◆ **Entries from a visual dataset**
+ + + +
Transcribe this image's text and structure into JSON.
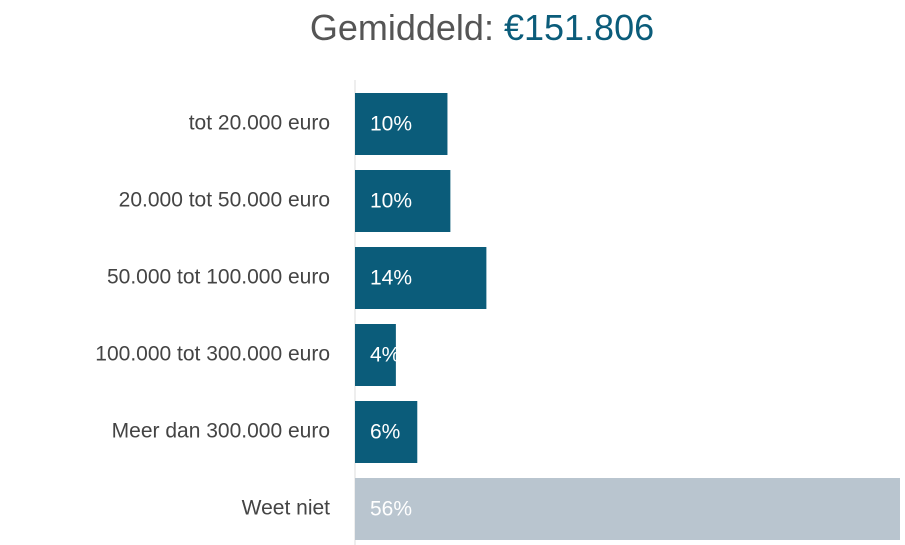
{
  "chart_data": {
    "type": "hbar",
    "title": {
      "label": "Gemiddeld:",
      "value": "€151.806"
    },
    "categories": [
      "tot 20.000 euro",
      "20.000 tot 50.000 euro",
      "50.000 tot 100.000 euro",
      "100.000 tot 300.000 euro",
      "Meer dan 300.000 euro",
      "Weet niet"
    ],
    "values": [
      9.5,
      9.8,
      13.5,
      4.2,
      6.4,
      56
    ],
    "value_labels": [
      "10%",
      "10%",
      "14%",
      "4%",
      "6%",
      "56%"
    ],
    "colors": [
      "#0b5c7a",
      "#0b5c7a",
      "#0b5c7a",
      "#0b5c7a",
      "#0b5c7a",
      "#b9c5cf"
    ],
    "xlim": [
      0,
      56
    ]
  }
}
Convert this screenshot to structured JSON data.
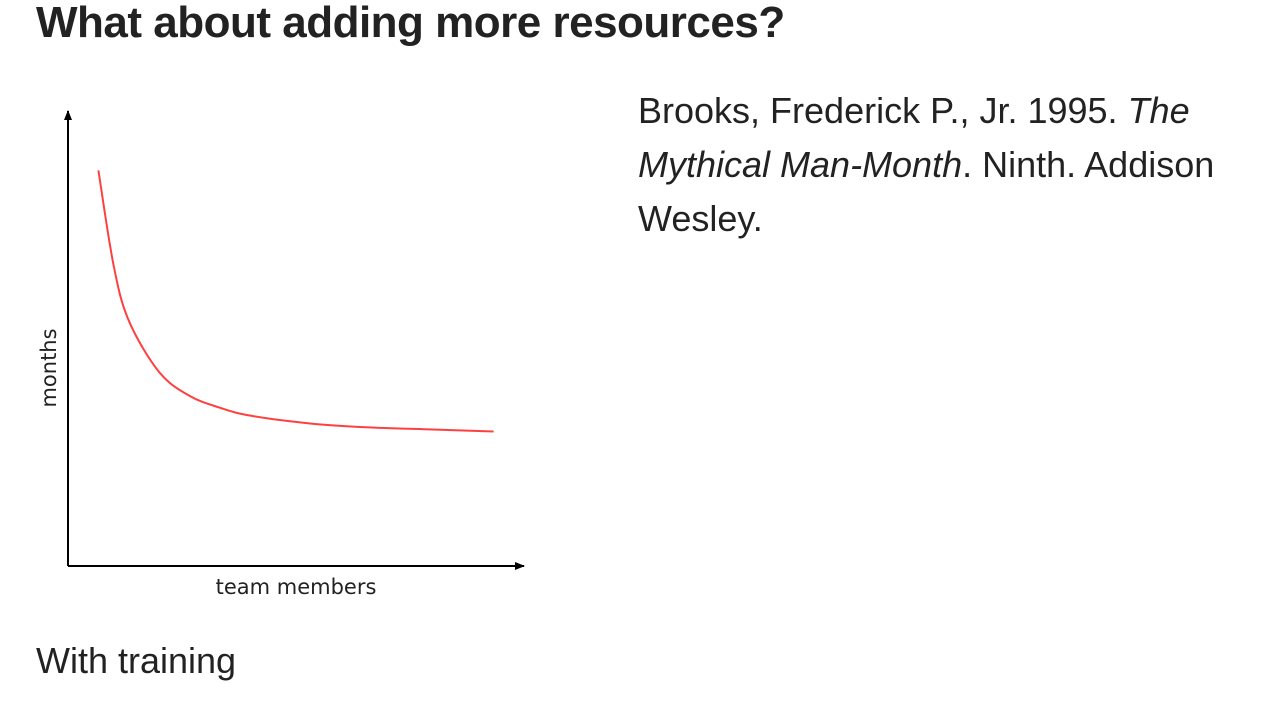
{
  "slide": {
    "title": "What about adding more resources?",
    "caption": "With training"
  },
  "citation": {
    "authors": "Brooks, Frederick P., Jr. 1995. ",
    "book_title": "The Mythical Man-Month",
    "details": ". Ninth. Addison Wesley."
  },
  "chart_data": {
    "type": "line",
    "xlabel": "team members",
    "ylabel": "months",
    "x_ticks": [],
    "y_ticks": [],
    "grid": false,
    "legend": "none",
    "series": [
      {
        "x": [
          1,
          1.5,
          2,
          3,
          4,
          5,
          6,
          8,
          10,
          12,
          14
        ],
        "y": [
          10.0,
          7.6,
          6.2,
          4.9,
          4.3,
          4.0,
          3.8,
          3.6,
          3.5,
          3.45,
          3.4
        ],
        "color": "#ff4040"
      }
    ],
    "xlim": [
      0,
      15
    ],
    "ylim": [
      0,
      11.5
    ]
  }
}
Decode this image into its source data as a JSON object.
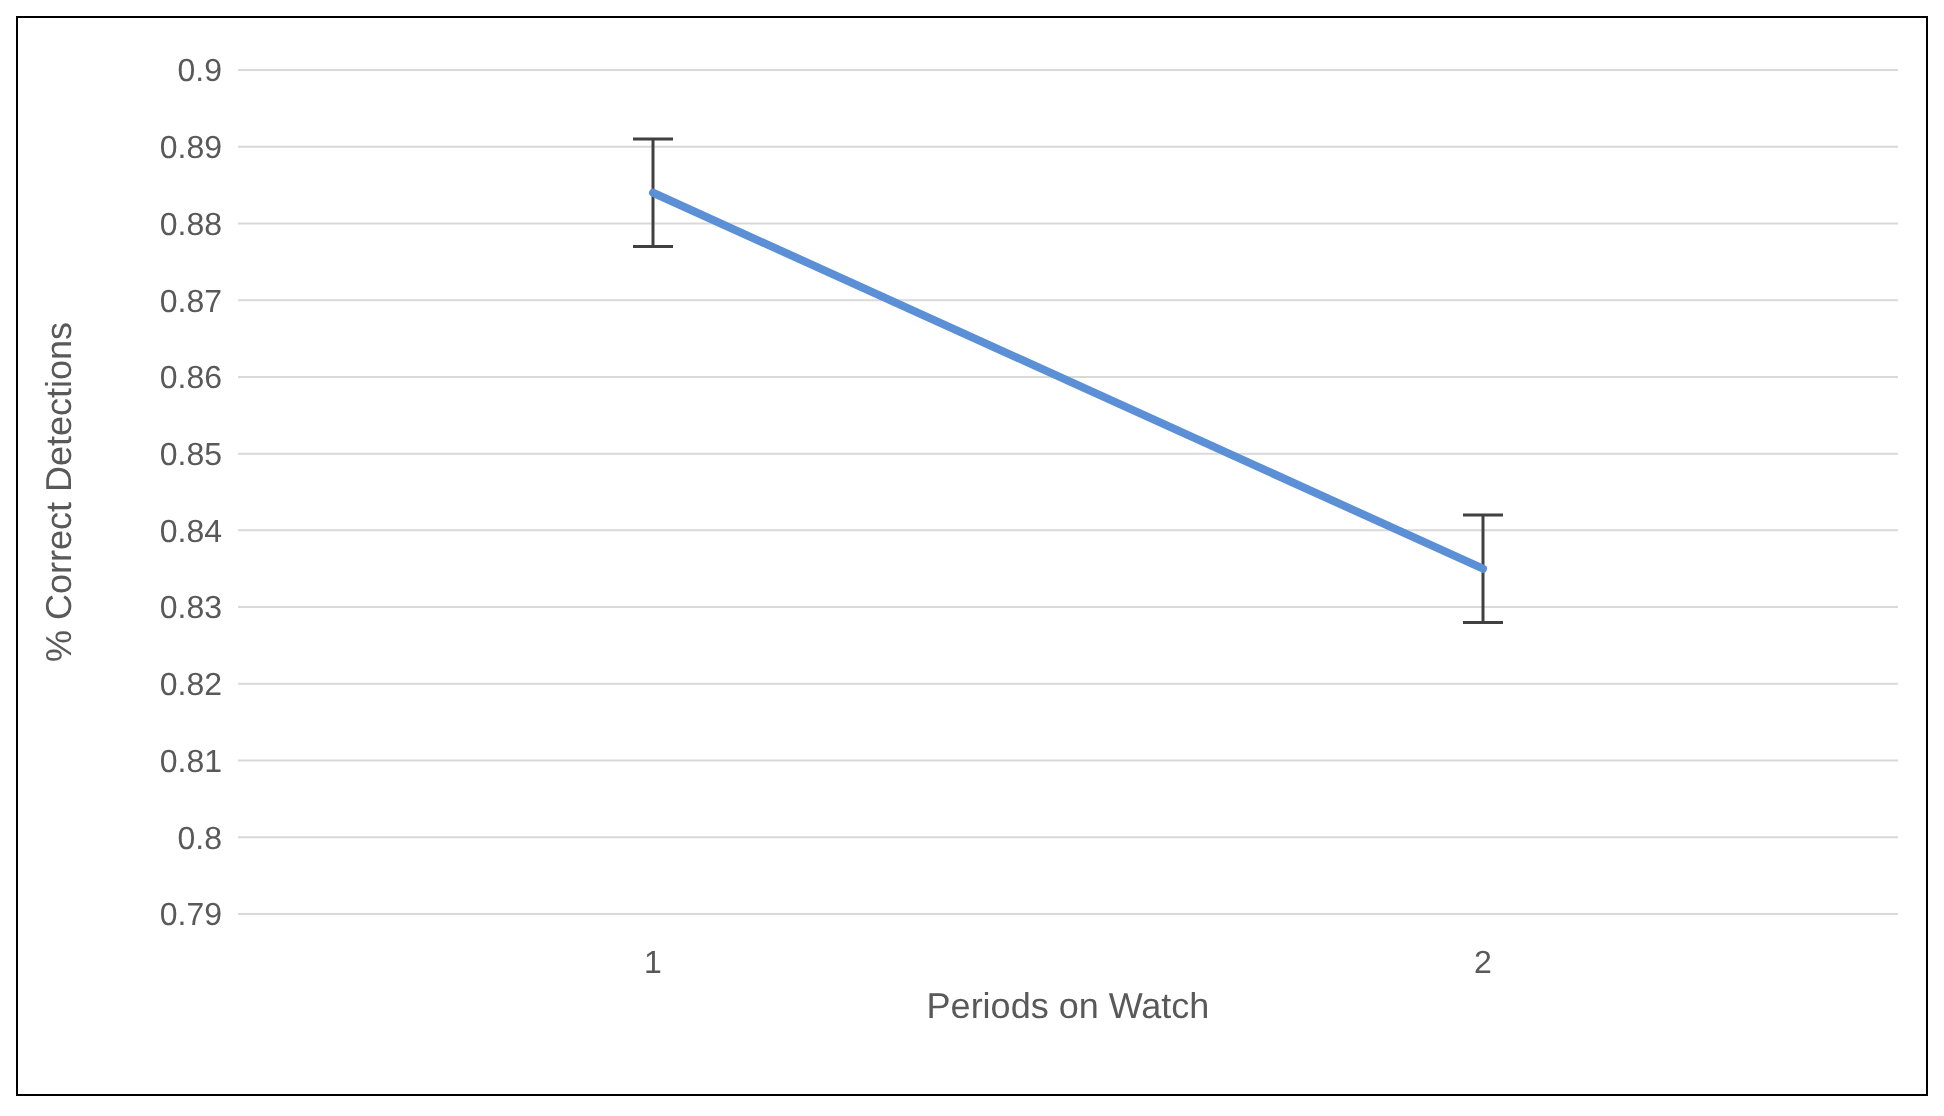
{
  "chart_data": {
    "type": "line",
    "xlabel": "Periods on Watch",
    "ylabel": "% Correct Detections",
    "categories": [
      "1",
      "2"
    ],
    "series": [
      {
        "color": "#5b8fd6",
        "values": [
          0.884,
          0.835
        ],
        "errors": [
          0.007,
          0.007
        ]
      }
    ],
    "ylim": [
      0.79,
      0.9
    ],
    "yticks": [
      0.79,
      0.8,
      0.81,
      0.82,
      0.83,
      0.84,
      0.85,
      0.86,
      0.87,
      0.88,
      0.89,
      0.9
    ],
    "grid": "y",
    "legend": false,
    "marker": "none",
    "line_style": "solid"
  }
}
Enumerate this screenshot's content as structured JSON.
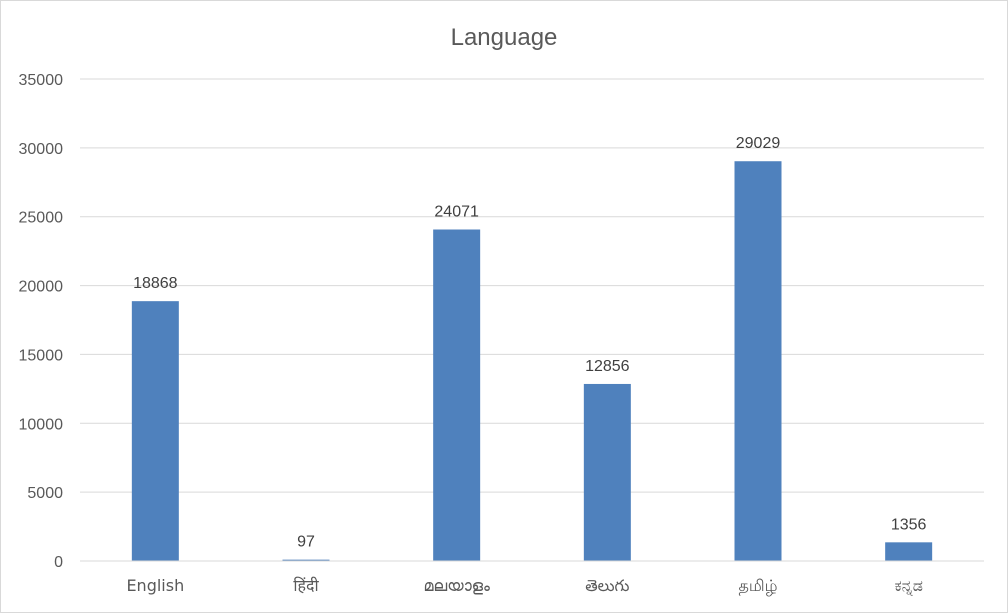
{
  "chart_data": {
    "type": "bar",
    "title": "Language",
    "xlabel": "",
    "ylabel": "",
    "categories": [
      "English",
      "हिंदी",
      "മലയാളം",
      "తెలుగు",
      "தமிழ்",
      "ಕನ್ನಡ"
    ],
    "values": [
      18868,
      97,
      24071,
      12856,
      29029,
      1356
    ],
    "data_labels": [
      "18868",
      "97",
      "24071",
      "12856",
      "29029",
      "1356"
    ],
    "ylim": [
      0,
      35000
    ],
    "y_ticks": [
      0,
      5000,
      10000,
      15000,
      20000,
      25000,
      30000,
      35000
    ],
    "y_tick_labels": [
      "0",
      "5000",
      "10000",
      "15000",
      "20000",
      "25000",
      "30000",
      "35000"
    ],
    "grid": true,
    "legend": "none",
    "colors": {
      "bar": "#4f81bd",
      "grid": "#d9d9d9",
      "text": "#595959"
    }
  }
}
+ + + +
◆ **What you will do**
Do not copy the pictures, but repeat every line exactly.

◆ **Solved exercise**
Transcribe this image's text and structure into JSON.
{
  "chart_data": {
    "type": "hbar",
    "title": {
      "label": "Gemiddeld:",
      "value": "€151.806"
    },
    "categories": [
      "tot 20.000 euro",
      "20.000 tot 50.000 euro",
      "50.000 tot 100.000 euro",
      "100.000 tot 300.000 euro",
      "Meer dan 300.000 euro",
      "Weet niet"
    ],
    "values": [
      9.5,
      9.8,
      13.5,
      4.2,
      6.4,
      56
    ],
    "value_labels": [
      "10%",
      "10%",
      "14%",
      "4%",
      "6%",
      "56%"
    ],
    "colors": [
      "#0b5c7a",
      "#0b5c7a",
      "#0b5c7a",
      "#0b5c7a",
      "#0b5c7a",
      "#b9c5cf"
    ],
    "xlim": [
      0,
      56
    ]
  }
}
Convert this screenshot to structured JSON data.
{
  "slide": {
    "title": "What about adding more resources?",
    "caption": "With training"
  },
  "citation": {
    "authors": "Brooks, Frederick P., Jr. 1995. ",
    "book_title": "The Mythical Man-Month",
    "details": ". Ninth. Addison Wesley."
  },
  "chart_data": {
    "type": "line",
    "xlabel": "team members",
    "ylabel": "months",
    "x_ticks": [],
    "y_ticks": [],
    "grid": false,
    "legend": "none",
    "series": [
      {
        "x": [
          1,
          1.5,
          2,
          3,
          4,
          5,
          6,
          8,
          10,
          12,
          14
        ],
        "y": [
          10.0,
          7.6,
          6.2,
          4.9,
          4.3,
          4.0,
          3.8,
          3.6,
          3.5,
          3.45,
          3.4
        ],
        "color": "#ff4040"
      }
    ],
    "xlim": [
      0,
      15
    ],
    "ylim": [
      0,
      11.5
    ]
  }
}
Decode this image into its source data as a JSON object.
{
  "chart_data": {
    "type": "line",
    "xlabel": "Periods on Watch",
    "ylabel": "% Correct Detections",
    "categories": [
      "1",
      "2"
    ],
    "series": [
      {
        "color": "#5b8fd6",
        "values": [
          0.884,
          0.835
        ],
        "errors": [
          0.007,
          0.007
        ]
      }
    ],
    "ylim": [
      0.79,
      0.9
    ],
    "yticks": [
      0.79,
      0.8,
      0.81,
      0.82,
      0.83,
      0.84,
      0.85,
      0.86,
      0.87,
      0.88,
      0.89,
      0.9
    ],
    "grid": "y",
    "legend": false,
    "marker": "none",
    "line_style": "solid"
  }
}
Enumerate this screenshot's content as structured JSON.
{
  "chart_data": {
    "type": "bar",
    "title": "Language",
    "xlabel": "",
    "ylabel": "",
    "categories": [
      "English",
      "हिंदी",
      "മലയാളം",
      "తెలుగు",
      "தமிழ்",
      "ಕನ್ನಡ"
    ],
    "values": [
      18868,
      97,
      24071,
      12856,
      29029,
      1356
    ],
    "data_labels": [
      "18868",
      "97",
      "24071",
      "12856",
      "29029",
      "1356"
    ],
    "ylim": [
      0,
      35000
    ],
    "y_ticks": [
      0,
      5000,
      10000,
      15000,
      20000,
      25000,
      30000,
      35000
    ],
    "y_tick_labels": [
      "0",
      "5000",
      "10000",
      "15000",
      "20000",
      "25000",
      "30000",
      "35000"
    ],
    "grid": true,
    "legend": "none",
    "colors": {
      "bar": "#4f81bd",
      "grid": "#d9d9d9",
      "text": "#595959"
    }
  }
}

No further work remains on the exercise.